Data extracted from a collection
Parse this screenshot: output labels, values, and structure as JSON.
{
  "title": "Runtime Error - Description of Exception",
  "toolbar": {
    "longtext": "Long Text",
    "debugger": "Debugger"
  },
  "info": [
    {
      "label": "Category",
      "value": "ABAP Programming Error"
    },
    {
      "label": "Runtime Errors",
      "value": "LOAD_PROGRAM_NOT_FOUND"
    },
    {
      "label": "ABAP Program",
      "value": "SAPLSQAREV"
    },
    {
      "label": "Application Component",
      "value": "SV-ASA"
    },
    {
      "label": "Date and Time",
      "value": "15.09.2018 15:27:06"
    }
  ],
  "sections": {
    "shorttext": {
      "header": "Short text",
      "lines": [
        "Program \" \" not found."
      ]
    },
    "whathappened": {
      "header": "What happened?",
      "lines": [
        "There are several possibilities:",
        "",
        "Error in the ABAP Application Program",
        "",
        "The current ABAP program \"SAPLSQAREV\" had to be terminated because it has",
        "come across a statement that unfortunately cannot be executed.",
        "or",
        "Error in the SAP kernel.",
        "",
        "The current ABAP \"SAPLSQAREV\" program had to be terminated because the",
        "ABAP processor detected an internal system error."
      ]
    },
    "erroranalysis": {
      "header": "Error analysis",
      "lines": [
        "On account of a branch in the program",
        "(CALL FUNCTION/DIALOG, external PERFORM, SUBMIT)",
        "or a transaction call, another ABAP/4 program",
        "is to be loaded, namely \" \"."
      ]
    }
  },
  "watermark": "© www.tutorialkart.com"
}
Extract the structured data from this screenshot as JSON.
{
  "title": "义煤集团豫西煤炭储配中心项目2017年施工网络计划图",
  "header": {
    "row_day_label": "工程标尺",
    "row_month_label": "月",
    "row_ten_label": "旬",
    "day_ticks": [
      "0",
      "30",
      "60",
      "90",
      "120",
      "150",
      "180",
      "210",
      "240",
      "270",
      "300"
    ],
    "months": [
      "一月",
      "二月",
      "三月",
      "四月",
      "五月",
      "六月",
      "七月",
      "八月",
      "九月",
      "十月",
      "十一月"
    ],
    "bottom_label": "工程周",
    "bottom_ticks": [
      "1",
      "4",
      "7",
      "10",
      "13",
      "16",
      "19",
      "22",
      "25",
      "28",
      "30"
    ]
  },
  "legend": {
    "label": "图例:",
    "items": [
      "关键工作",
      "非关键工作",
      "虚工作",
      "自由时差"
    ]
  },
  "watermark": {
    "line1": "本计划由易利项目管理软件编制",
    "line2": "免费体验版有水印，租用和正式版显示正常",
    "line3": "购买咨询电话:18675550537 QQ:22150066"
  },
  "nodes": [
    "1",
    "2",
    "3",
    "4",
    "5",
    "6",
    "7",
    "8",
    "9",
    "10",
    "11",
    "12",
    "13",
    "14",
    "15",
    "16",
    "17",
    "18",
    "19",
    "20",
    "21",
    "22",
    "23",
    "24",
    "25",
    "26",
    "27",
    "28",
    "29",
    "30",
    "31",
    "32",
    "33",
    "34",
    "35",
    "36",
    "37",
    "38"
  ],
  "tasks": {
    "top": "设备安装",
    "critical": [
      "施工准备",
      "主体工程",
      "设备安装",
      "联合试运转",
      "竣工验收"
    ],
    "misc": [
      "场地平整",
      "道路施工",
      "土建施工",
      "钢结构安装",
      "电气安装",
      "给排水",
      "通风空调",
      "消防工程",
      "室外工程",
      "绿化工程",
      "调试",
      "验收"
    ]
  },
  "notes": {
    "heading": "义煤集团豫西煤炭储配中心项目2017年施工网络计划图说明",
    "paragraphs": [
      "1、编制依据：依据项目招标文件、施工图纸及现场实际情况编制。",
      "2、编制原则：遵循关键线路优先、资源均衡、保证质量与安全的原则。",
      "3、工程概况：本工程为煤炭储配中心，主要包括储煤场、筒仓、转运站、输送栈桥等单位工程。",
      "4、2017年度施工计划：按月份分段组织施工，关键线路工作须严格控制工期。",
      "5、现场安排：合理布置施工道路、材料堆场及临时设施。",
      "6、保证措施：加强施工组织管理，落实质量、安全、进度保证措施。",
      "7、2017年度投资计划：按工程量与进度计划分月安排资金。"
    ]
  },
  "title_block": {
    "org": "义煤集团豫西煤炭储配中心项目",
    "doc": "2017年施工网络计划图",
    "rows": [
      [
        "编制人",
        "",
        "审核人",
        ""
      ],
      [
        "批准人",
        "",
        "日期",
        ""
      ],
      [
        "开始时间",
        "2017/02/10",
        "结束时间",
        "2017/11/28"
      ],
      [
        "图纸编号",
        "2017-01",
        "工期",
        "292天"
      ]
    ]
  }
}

*Aim*
Tally the lines above containing "this". Answer with the count only.

*Exercise answer*
2